Start Data for the task

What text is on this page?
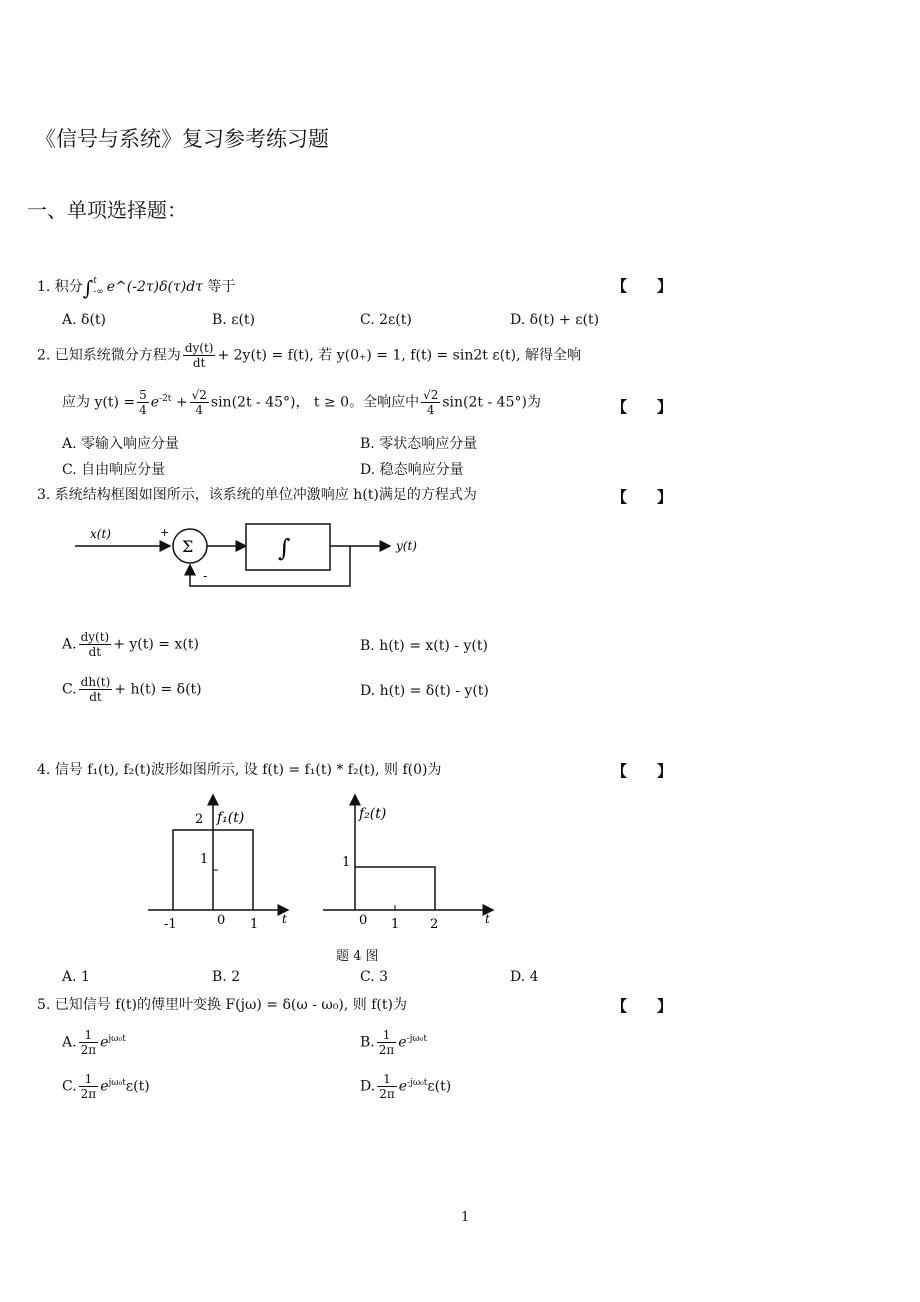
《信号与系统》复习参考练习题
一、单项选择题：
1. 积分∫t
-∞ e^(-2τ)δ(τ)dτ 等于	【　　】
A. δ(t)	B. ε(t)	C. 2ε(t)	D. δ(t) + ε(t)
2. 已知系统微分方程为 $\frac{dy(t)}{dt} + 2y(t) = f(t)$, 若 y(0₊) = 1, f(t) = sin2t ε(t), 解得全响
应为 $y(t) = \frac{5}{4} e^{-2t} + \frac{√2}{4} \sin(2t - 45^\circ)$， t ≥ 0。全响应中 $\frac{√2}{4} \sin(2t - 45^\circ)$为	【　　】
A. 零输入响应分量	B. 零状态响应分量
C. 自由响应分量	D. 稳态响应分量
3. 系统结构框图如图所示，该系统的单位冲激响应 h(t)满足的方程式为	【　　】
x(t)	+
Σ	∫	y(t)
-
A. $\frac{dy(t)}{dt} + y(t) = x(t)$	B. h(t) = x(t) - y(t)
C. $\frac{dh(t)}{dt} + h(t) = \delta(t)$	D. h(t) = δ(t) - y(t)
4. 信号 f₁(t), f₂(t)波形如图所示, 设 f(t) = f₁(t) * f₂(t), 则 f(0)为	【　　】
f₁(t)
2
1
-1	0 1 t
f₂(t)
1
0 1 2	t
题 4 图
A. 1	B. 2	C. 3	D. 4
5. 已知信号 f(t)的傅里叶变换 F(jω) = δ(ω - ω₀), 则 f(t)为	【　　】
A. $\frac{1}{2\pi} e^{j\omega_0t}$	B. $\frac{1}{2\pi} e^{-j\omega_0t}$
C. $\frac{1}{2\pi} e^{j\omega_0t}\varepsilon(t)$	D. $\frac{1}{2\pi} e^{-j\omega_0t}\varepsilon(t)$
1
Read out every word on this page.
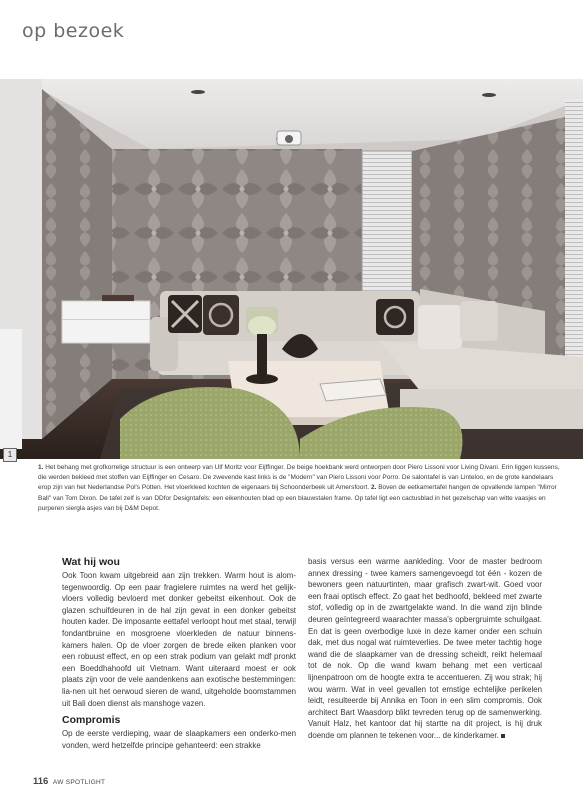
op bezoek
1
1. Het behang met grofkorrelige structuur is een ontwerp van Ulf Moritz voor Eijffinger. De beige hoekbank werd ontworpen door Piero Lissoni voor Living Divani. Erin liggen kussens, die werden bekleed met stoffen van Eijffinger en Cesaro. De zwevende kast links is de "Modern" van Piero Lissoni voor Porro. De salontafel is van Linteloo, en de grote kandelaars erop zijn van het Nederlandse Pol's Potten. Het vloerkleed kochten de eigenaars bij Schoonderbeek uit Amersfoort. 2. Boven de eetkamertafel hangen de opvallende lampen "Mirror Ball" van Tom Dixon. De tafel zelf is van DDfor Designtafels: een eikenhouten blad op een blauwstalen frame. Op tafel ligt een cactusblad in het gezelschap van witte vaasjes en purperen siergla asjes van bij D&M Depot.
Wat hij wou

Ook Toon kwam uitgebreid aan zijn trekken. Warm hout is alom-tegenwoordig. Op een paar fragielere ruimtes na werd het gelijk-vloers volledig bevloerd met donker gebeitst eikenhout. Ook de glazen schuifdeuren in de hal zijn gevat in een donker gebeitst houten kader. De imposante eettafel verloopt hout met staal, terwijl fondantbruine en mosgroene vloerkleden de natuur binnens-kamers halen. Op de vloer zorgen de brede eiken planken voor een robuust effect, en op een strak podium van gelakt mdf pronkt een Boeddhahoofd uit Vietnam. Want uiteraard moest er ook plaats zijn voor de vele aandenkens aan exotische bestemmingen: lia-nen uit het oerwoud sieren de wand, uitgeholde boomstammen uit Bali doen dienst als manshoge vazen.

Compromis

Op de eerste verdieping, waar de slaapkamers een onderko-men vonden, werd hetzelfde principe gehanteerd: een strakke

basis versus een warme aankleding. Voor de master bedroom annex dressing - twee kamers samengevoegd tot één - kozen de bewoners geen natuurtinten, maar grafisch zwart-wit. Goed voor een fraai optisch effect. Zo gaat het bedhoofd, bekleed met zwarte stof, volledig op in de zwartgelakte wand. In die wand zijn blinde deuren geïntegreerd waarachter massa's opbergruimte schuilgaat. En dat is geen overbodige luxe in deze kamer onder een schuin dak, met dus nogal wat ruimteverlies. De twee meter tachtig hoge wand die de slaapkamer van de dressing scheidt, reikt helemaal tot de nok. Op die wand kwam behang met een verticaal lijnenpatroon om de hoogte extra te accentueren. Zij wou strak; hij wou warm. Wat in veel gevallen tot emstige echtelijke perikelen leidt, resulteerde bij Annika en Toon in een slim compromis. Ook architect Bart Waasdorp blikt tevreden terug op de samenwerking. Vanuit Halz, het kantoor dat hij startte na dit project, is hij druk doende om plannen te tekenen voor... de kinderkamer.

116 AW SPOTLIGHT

End Data for the task
Start Data for the task

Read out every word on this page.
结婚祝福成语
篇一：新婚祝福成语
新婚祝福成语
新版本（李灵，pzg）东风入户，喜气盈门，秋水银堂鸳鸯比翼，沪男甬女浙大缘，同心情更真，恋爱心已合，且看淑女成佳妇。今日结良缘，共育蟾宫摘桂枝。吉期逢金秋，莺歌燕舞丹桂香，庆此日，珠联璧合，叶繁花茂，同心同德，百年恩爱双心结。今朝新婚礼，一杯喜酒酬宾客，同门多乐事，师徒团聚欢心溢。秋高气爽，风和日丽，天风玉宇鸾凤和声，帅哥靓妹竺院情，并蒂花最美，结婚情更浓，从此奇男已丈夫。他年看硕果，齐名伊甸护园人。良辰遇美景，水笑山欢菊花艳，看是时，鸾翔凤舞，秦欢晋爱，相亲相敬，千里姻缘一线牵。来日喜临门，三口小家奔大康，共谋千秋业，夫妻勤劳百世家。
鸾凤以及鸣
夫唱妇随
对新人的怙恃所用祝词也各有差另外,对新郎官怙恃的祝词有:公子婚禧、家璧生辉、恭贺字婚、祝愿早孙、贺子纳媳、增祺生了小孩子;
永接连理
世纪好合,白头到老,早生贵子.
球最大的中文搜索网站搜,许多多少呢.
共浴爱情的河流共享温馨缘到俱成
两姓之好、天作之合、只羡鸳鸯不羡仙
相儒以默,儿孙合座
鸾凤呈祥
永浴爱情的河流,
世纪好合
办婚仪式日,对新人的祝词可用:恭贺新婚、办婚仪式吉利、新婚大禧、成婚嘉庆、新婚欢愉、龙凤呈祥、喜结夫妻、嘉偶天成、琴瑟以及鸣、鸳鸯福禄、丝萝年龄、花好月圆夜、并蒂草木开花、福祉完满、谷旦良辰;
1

End Data for the task
Start Data for the task

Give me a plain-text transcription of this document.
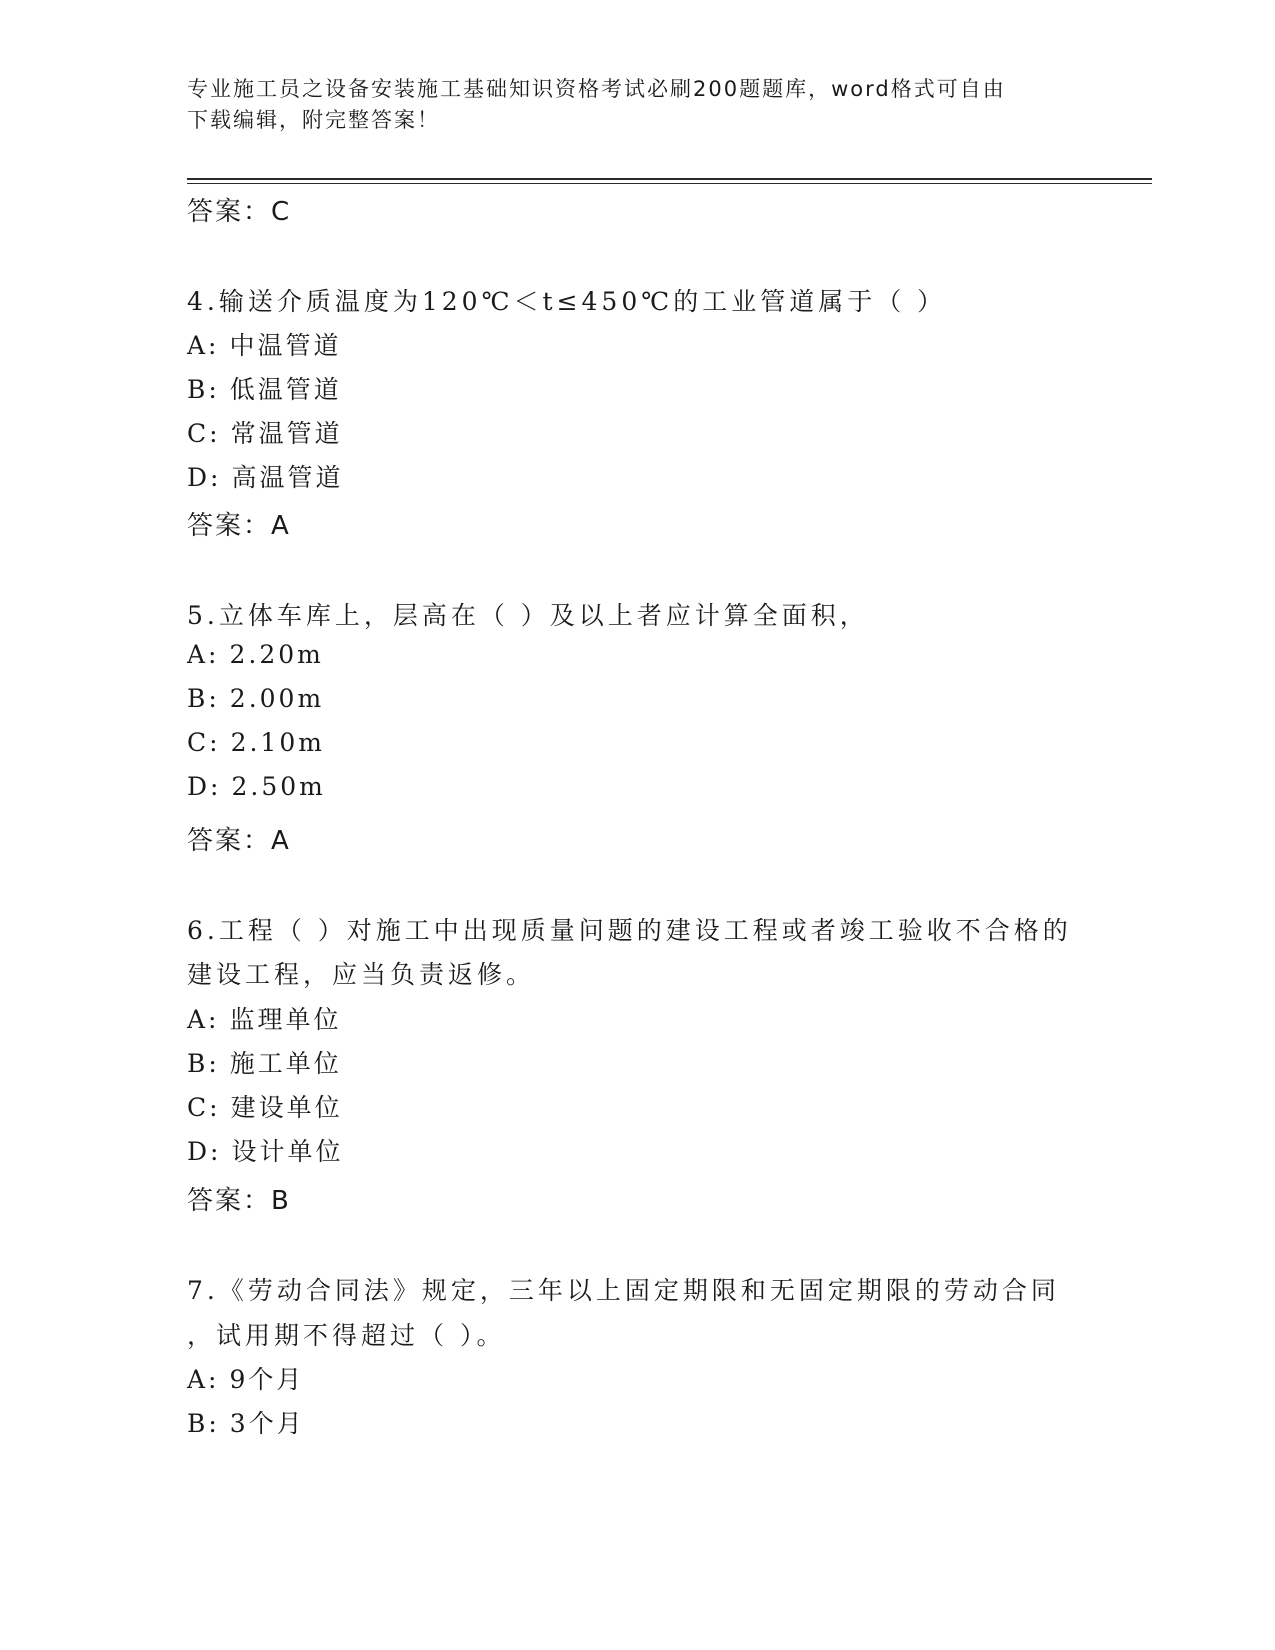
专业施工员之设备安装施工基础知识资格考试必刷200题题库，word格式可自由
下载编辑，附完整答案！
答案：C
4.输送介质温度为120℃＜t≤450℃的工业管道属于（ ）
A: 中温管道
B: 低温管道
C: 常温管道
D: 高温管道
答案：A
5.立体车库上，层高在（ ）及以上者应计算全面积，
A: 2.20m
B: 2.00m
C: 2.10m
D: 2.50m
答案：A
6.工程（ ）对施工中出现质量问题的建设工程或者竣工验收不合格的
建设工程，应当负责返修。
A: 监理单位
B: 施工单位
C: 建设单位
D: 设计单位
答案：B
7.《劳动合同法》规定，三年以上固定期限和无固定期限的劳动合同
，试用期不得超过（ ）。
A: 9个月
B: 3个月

End Data for the task

Reply with the number of lines in the preceding entries that contain "kwam", and no other words.

Output below → 2